Goal: Leave out every picture, then transcribe the rest of the listing exactly.

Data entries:
[Begin]
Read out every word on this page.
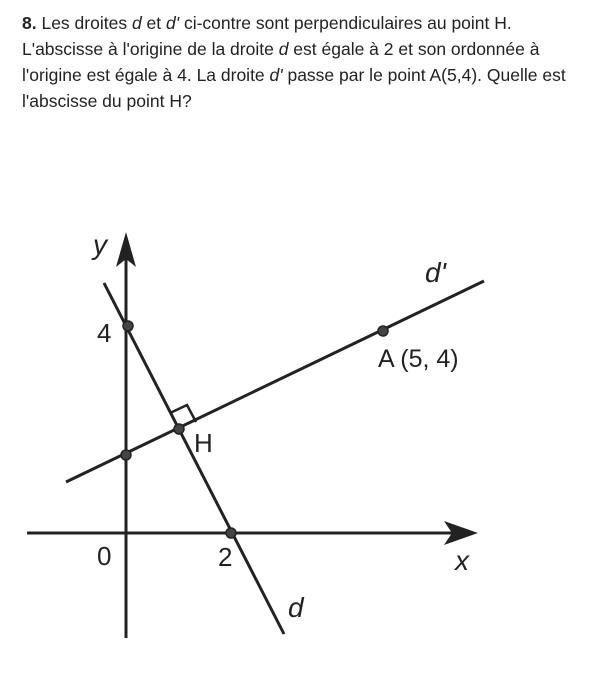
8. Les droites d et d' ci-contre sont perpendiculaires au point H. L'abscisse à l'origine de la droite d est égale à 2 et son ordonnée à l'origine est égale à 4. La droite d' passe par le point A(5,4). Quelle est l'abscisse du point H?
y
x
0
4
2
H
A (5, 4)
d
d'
[End]
Exercise response:
Read out every word on this page.
8. Les droites d et d' ci-contre sont perpendiculaires au point H. L'abscisse à l'origine de la droite d est égale à 2 et son ordonnée à l'origine est égale à 4. La droite d' passe par le point A(5,4). Quelle est l'abscisse du point H?
y
x
0
4
2
H
A (5, 4)
d
d'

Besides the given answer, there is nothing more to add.